Work required: Find the lines of data that contain the string "Python", then list them.

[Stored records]
▼
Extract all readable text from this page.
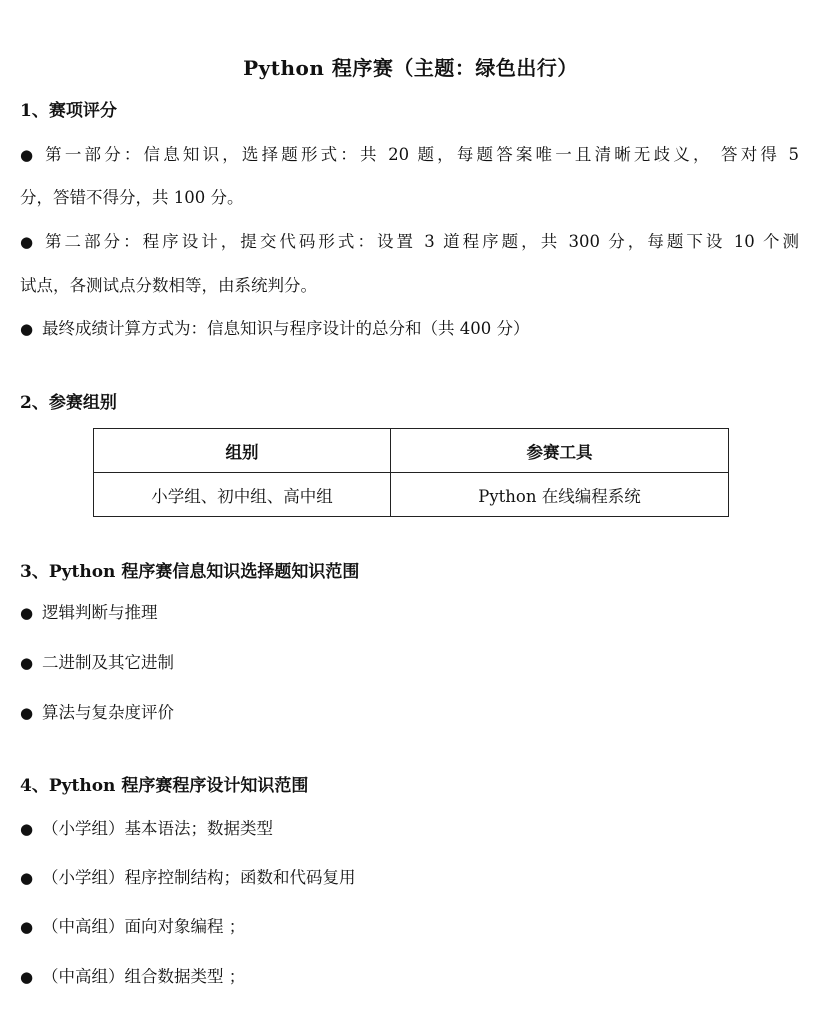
Python 程序赛（主题：绿色出行）
1、赛项评分
● 第一部分：信息知识，选择题形式：共 20 题，每题答案唯一且清晰无歧义， 答对得 5
分，答错不得分，共 100 分。
● 第二部分：程序设计，提交代码形式：设置 3 道程序题，共 300 分，每题下设 10 个测
试点，各测试点分数相等，由系统判分。
● 最终成绩计算方式为：信息知识与程序设计的总分和（共 400 分）
2、参赛组别
组别	参赛工具
小学组、初中组、高中组	Python 在线编程系统
3、Python 程序赛信息知识选择题知识范围
● 逻辑判断与推理
● 二进制及其它进制
● 算法与复杂度评价
4、Python 程序赛程序设计知识范围
● （小学组）基本语法；数据类型
● （小学组）程序控制结构；函数和代码复用
● （中高组）面向对象编程 ；
● （中高组）组合数据类型 ；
▲
Response:
Python 程序赛（主题：绿色出行）
小学组、初中组、高中组	Python 在线编程系统
3、Python 程序赛信息知识选择题知识范围
4、Python 程序赛程序设计知识范围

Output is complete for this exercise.